[start Entries]

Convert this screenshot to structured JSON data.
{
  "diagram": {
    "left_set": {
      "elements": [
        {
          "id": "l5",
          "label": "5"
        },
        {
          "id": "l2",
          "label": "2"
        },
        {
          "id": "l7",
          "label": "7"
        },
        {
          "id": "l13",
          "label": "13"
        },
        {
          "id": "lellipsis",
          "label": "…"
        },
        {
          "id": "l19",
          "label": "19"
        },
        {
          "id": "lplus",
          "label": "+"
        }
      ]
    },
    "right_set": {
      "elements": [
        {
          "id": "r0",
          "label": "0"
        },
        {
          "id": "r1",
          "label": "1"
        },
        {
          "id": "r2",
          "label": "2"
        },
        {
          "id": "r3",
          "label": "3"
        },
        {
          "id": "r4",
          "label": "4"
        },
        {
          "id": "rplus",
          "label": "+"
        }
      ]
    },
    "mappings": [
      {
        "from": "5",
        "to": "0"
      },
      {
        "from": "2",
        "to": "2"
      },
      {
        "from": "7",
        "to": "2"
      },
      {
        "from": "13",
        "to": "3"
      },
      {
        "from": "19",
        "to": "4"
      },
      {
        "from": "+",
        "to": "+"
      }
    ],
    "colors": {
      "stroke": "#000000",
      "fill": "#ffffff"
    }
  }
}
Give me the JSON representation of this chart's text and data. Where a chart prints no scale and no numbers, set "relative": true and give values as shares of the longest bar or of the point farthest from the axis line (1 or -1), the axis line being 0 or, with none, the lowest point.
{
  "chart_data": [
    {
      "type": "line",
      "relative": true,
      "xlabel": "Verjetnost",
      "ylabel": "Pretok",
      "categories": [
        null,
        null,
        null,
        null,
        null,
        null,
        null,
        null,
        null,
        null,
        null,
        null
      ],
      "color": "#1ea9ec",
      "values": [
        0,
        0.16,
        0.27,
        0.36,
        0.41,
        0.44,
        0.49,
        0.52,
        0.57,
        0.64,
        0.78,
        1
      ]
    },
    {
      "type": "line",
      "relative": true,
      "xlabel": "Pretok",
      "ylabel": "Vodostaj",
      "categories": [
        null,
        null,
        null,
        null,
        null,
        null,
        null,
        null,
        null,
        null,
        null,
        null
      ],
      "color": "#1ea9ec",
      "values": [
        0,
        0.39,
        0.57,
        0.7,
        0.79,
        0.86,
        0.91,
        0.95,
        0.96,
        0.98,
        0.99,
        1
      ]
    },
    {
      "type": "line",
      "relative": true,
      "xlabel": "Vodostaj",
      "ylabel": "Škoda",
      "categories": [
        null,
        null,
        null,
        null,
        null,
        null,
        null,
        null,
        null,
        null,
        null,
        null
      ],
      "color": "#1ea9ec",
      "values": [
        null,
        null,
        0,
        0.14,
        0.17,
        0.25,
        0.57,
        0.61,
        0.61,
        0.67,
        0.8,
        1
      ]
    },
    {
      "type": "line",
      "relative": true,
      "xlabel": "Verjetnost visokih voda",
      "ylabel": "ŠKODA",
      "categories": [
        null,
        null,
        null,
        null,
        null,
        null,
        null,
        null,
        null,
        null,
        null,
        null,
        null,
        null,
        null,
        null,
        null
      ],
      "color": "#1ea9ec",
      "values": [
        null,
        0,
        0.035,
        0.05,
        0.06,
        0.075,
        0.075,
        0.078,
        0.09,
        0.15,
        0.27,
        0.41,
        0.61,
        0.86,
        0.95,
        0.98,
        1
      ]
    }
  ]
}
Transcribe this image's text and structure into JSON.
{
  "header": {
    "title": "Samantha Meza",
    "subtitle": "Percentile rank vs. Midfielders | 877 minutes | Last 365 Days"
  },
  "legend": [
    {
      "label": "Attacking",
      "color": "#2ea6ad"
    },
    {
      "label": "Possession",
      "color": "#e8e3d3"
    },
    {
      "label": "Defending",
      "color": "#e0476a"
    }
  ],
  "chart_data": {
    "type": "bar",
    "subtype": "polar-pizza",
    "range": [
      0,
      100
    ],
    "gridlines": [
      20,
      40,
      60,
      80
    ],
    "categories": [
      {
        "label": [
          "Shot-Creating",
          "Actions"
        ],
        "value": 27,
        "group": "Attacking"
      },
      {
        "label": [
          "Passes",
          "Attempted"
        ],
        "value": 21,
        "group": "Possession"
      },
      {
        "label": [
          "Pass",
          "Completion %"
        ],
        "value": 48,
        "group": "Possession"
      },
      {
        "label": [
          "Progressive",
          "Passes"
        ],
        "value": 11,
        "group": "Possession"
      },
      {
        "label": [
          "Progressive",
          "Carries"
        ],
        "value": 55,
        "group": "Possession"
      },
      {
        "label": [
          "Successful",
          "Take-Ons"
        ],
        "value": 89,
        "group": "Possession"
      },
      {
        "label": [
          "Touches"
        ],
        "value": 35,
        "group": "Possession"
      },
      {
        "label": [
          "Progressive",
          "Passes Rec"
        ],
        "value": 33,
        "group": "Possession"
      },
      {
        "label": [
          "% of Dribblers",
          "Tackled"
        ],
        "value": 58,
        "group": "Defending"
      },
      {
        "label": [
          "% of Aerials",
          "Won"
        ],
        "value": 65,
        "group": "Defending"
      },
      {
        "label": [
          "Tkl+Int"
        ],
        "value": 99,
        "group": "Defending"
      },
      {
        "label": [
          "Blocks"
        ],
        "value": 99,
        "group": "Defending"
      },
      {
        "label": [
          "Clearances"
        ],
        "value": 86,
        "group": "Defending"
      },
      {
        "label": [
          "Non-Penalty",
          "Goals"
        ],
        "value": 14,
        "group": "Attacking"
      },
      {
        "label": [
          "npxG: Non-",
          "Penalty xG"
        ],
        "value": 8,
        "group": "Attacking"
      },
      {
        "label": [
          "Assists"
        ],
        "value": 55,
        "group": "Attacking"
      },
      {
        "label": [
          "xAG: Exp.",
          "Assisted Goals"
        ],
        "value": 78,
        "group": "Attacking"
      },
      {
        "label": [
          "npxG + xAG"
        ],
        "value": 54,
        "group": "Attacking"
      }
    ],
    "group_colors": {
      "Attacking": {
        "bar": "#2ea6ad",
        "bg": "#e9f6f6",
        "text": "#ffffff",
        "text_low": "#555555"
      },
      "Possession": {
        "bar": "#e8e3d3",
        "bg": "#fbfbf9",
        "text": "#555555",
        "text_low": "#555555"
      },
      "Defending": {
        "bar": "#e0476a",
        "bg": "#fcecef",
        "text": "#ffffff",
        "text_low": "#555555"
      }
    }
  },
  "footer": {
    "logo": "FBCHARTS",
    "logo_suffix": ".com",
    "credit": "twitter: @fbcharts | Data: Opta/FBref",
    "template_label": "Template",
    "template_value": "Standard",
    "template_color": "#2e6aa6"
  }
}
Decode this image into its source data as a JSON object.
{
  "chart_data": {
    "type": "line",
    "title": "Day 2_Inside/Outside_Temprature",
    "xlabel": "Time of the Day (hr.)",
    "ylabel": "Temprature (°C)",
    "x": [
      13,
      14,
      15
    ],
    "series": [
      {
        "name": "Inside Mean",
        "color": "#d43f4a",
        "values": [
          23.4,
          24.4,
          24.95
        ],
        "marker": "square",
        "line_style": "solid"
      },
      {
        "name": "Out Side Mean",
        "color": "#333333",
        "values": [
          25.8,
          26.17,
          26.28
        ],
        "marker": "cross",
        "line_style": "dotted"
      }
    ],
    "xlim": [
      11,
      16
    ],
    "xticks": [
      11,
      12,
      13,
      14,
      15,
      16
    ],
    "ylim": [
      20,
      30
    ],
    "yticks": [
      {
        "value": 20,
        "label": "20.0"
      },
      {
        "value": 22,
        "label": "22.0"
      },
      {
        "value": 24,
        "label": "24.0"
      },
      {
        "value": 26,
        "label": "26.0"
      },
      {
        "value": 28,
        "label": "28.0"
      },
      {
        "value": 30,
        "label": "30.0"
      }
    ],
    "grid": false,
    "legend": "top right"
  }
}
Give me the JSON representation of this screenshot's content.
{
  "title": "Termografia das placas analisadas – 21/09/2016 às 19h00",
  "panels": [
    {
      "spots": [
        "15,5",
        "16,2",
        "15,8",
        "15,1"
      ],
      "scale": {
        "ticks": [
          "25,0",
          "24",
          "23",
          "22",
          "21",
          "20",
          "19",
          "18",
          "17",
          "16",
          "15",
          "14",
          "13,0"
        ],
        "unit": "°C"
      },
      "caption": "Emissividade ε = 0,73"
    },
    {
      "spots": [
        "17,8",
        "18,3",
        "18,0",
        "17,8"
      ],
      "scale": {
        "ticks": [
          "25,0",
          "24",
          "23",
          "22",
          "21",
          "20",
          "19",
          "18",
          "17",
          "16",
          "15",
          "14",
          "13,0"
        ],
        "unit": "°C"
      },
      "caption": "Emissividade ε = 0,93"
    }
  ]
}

[end Entries]

* **Exercise brief**
Output the line holding "Give me the JSON representation of this screenshot's", then every later line through the end of the records above, exactly as given and nothing else.

* **Reply**
Give me the JSON representation of this screenshot's content.
{
  "title": "Termografia das placas analisadas – 21/09/2016 às 19h00",
  "panels": [
    {
      "spots": [
        "15,5",
        "16,2",
        "15,8",
        "15,1"
      ],
      "scale": {
        "ticks": [
          "25,0",
          "24",
          "23",
          "22",
          "21",
          "20",
          "19",
          "18",
          "17",
          "16",
          "15",
          "14",
          "13,0"
        ],
        "unit": "°C"
      },
      "caption": "Emissividade ε = 0,73"
    },
    {
      "spots": [
        "17,8",
        "18,3",
        "18,0",
        "17,8"
      ],
      "scale": {
        "ticks": [
          "25,0",
          "24",
          "23",
          "22",
          "21",
          "20",
          "19",
          "18",
          "17",
          "16",
          "15",
          "14",
          "13,0"
        ],
        "unit": "°C"
      },
      "caption": "Emissividade ε = 0,93"
    }
  ]
}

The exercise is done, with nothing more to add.